**Instruction:** For this exercise, repeat all of the material verbatim apart from its images.

**Records for this exercise:**
++++++++

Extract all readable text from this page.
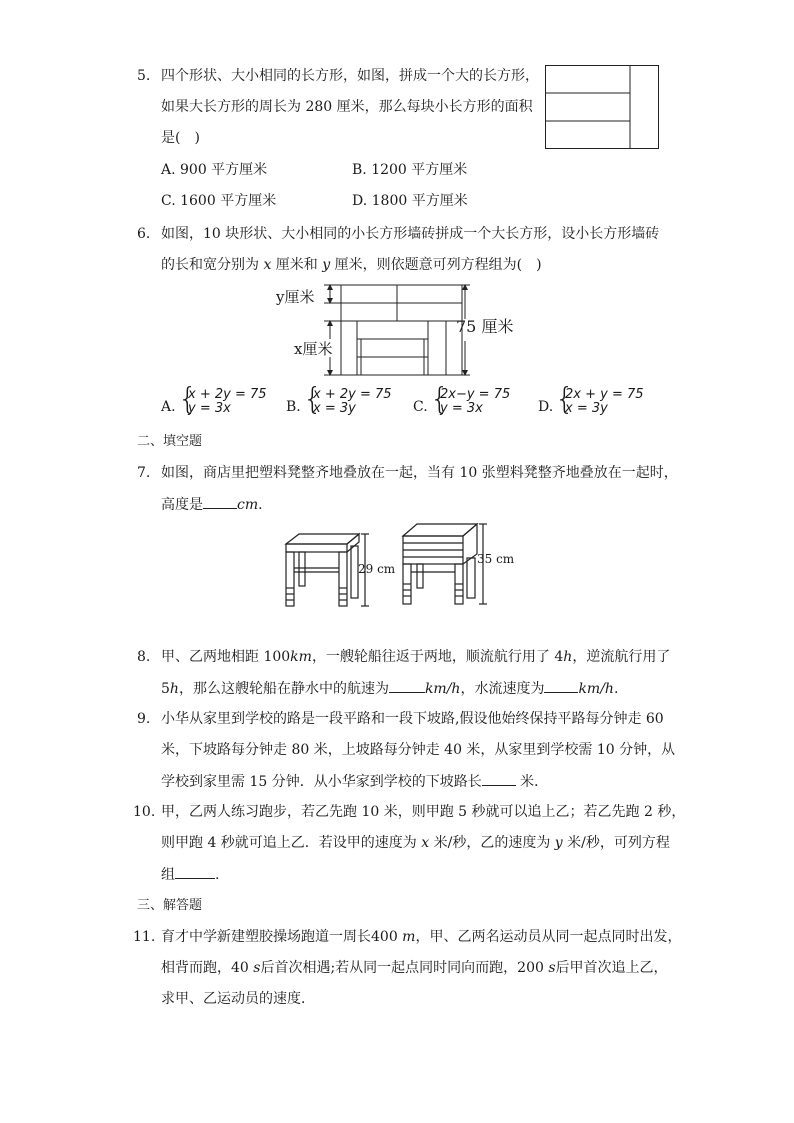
5. 四个形状、大小相同的长方形，如图，拼成一个大的长方形，
如果大长方形的周长为 280 厘米，那么每块小长方形的面积
是(　)
A. 900 平方厘米	B. 1200 平方厘米
C. 1600 平方厘米	D. 1800 平方厘米
6. 如图，10 块形状、大小相同的小长方形墙砖拼成一个大长方形，设小长方形墙砖
的长和宽分别为 x 厘米和 y 厘米，则依题意可列方程组为(　)
y厘米
x厘米
75 厘米
A. {
x + 2y = 75
y = 3x	B. {
x + 2y = 75
x = 3y	C. {
2x−y = 75
y = 3x	D. {
2x + y = 75
x = 3y
二、填空题
7. 如图，商店里把塑料凳整齐地叠放在一起，当有 10 张塑料凳整齐地叠放在一起时，
高度是 cm.
29 cm
35 cm
8. 甲、乙两地相距 100km，一艘轮船往返于两地，顺流航行用了 4h，逆流航行用了
5h，那么这艘轮船在静水中的航速为	km/h，水流速度为 km/h.
9. 小华从家里到学校的路是一段平路和一段下坡路,假设他始终保持平路每分钟走 60
米，下坡路每分钟走 80 米，上坡路每分钟走 40 米，从家里到学校需 10 分钟，从
学校到家里需 15 分钟．从小华家到学校的下坡路长 米．
10. 甲，乙两人练习跑步，若乙先跑 10 米，则甲跑 5 秒就可以追上乙；若乙先跑 2 秒，
则甲跑 4 秒就可追上乙．若设甲的速度为 x 米/秒，乙的速度为 y 米/秒，可列方程
组	.
三、解答题
11. 育才中学新建塑胶操场跑道一周长400 m，甲、乙两名运动员从同一起点同时出发，
相背而跑，40 s后首次相遇;若从同一起点同时同向而跑，200 s后甲首次追上乙，
求甲、乙运动员的速度．
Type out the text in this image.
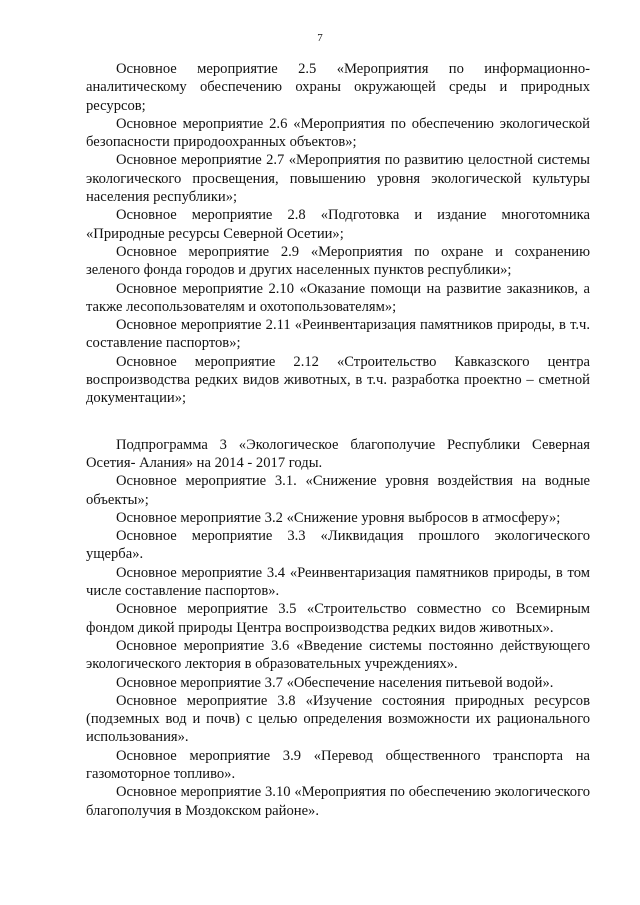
7

Основное мероприятие 2.5 «Мероприятия по информационно-аналитическому обеспечению охраны окружающей среды и природных ресурсов;

Основное мероприятие 2.6 «Мероприятия по обеспечению экологической безопасности природоохранных объектов»;

Основное мероприятие 2.7 «Мероприятия по развитию целостной системы экологического просвещения, повышению уровня экологической культуры населения республики»;

Основное мероприятие 2.8 «Подготовка и издание многотомника «Природные ресурсы Северной Осетии»;

Основное мероприятие 2.9 «Мероприятия по охране и сохранению зеленого фонда городов и других населенных пунктов республики»;

Основное мероприятие 2.10 «Оказание помощи на развитие заказников, а также лесопользователям и охотопользователям»;

Основное мероприятие 2.11 «Реинвентаризация памятников природы, в т.ч. составление паспортов»;

Основное мероприятие 2.12 «Строительство Кавказского центра воспроизводства редких видов животных, в т.ч. разработка проектно – сметной документации»;

Подпрограмма 3 «Экологическое благополучие Республики Северная Осетия- Алания» на 2014 - 2017 годы.

Основное мероприятие 3.1. «Снижение уровня воздействия на водные объекты»;

Основное мероприятие 3.2 «Снижение уровня выбросов в атмосферу»;

Основное мероприятие 3.3 «Ликвидация прошлого экологического ущерба».

Основное мероприятие 3.4 «Реинвентаризация памятников природы, в том числе составление паспортов».

Основное мероприятие 3.5 «Строительство совместно со Всемирным фондом дикой природы Центра воспроизводства редких видов животных».

Основное мероприятие 3.6 «Введение системы постоянно действующего экологического лектория в образовательных учреждениях».

Основное мероприятие 3.7 «Обеспечение населения питьевой водой».

Основное мероприятие 3.8 «Изучение состояния природных ресурсов (подземных вод и почв) с целью определения возможности их рационального использования».

Основное мероприятие 3.9 «Перевод общественного транспорта на газомоторное топливо».

Основное мероприятие 3.10 «Мероприятия по обеспечению экологического благополучия в Моздокском районе».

++++++++

**The answer:**
Extract all readable text from this page.
5. 四个形状、大小相同的长方形，如图，拼成一个大的长方形，
如果大长方形的周长为 280 厘米，那么每块小长方形的面积
是(　)
A. 900 平方厘米	B. 1200 平方厘米
C. 1600 平方厘米	D. 1800 平方厘米
6. 如图，10 块形状、大小相同的小长方形墙砖拼成一个大长方形，设小长方形墙砖
的长和宽分别为 x 厘米和 y 厘米，则依题意可列方程组为(　)
y厘米
x厘米
75 厘米
A. {
x + 2y = 75
y = 3x	B. {
x + 2y = 75
x = 3y	C. {
2x−y = 75
y = 3x	D. {
2x + y = 75
x = 3y
二、填空题
7. 如图，商店里把塑料凳整齐地叠放在一起，当有 10 张塑料凳整齐地叠放在一起时，
高度是 cm.
29 cm
35 cm
8. 甲、乙两地相距 100km，一艘轮船往返于两地，顺流航行用了 4h，逆流航行用了
5h，那么这艘轮船在静水中的航速为	km/h，水流速度为 km/h.
9. 小华从家里到学校的路是一段平路和一段下坡路,假设他始终保持平路每分钟走 60
米，下坡路每分钟走 80 米，上坡路每分钟走 40 米，从家里到学校需 10 分钟，从
学校到家里需 15 分钟．从小华家到学校的下坡路长 米．
10. 甲，乙两人练习跑步，若乙先跑 10 米，则甲跑 5 秒就可以追上乙；若乙先跑 2 秒，
则甲跑 4 秒就可追上乙．若设甲的速度为 x 米/秒，乙的速度为 y 米/秒，可列方程
组	.
三、解答题
11. 育才中学新建塑胶操场跑道一周长400 m，甲、乙两名运动员从同一起点同时出发，
相背而跑，40 s后首次相遇;若从同一起点同时同向而跑，200 s后甲首次追上乙，
求甲、乙运动员的速度．
Type out the text in this image.
7

Основное мероприятие 2.5 «Мероприятия по информационно-аналитическому обеспечению охраны окружающей среды и природных ресурсов;

Основное мероприятие 2.6 «Мероприятия по обеспечению экологической безопасности природоохранных объектов»;

Основное мероприятие 2.7 «Мероприятия по развитию целостной системы экологического просвещения, повышению уровня экологической культуры населения республики»;

Основное мероприятие 2.8 «Подготовка и издание многотомника «Природные ресурсы Северной Осетии»;

Основное мероприятие 2.9 «Мероприятия по охране и сохранению зеленого фонда городов и других населенных пунктов республики»;

Основное мероприятие 2.10 «Оказание помощи на развитие заказников, а также лесопользователям и охотопользователям»;

Основное мероприятие 2.11 «Реинвентаризация памятников природы, в т.ч. составление паспортов»;

Основное мероприятие 2.12 «Строительство Кавказского центра воспроизводства редких видов животных, в т.ч. разработка проектно – сметной документации»;

Подпрограмма 3 «Экологическое благополучие Республики Северная Осетия- Алания» на 2014 - 2017 годы.

Основное мероприятие 3.1. «Снижение уровня воздействия на водные объекты»;

Основное мероприятие 3.2 «Снижение уровня выбросов в атмосферу»;

Основное мероприятие 3.3 «Ликвидация прошлого экологического ущерба».

Основное мероприятие 3.4 «Реинвентаризация памятников природы, в том числе составление паспортов».

Основное мероприятие 3.5 «Строительство совместно со Всемирным фондом дикой природы Центра воспроизводства редких видов животных».

Основное мероприятие 3.6 «Введение системы постоянно действующего экологического лектория в образовательных учреждениях».

Основное мероприятие 3.7 «Обеспечение населения питьевой водой».

Основное мероприятие 3.8 «Изучение состояния природных ресурсов (подземных вод и почв) с целью определения возможности их рационального использования».

Основное мероприятие 3.9 «Перевод общественного транспорта на газомоторное топливо».

Основное мероприятие 3.10 «Мероприятия по обеспечению экологического благополучия в Моздокском районе».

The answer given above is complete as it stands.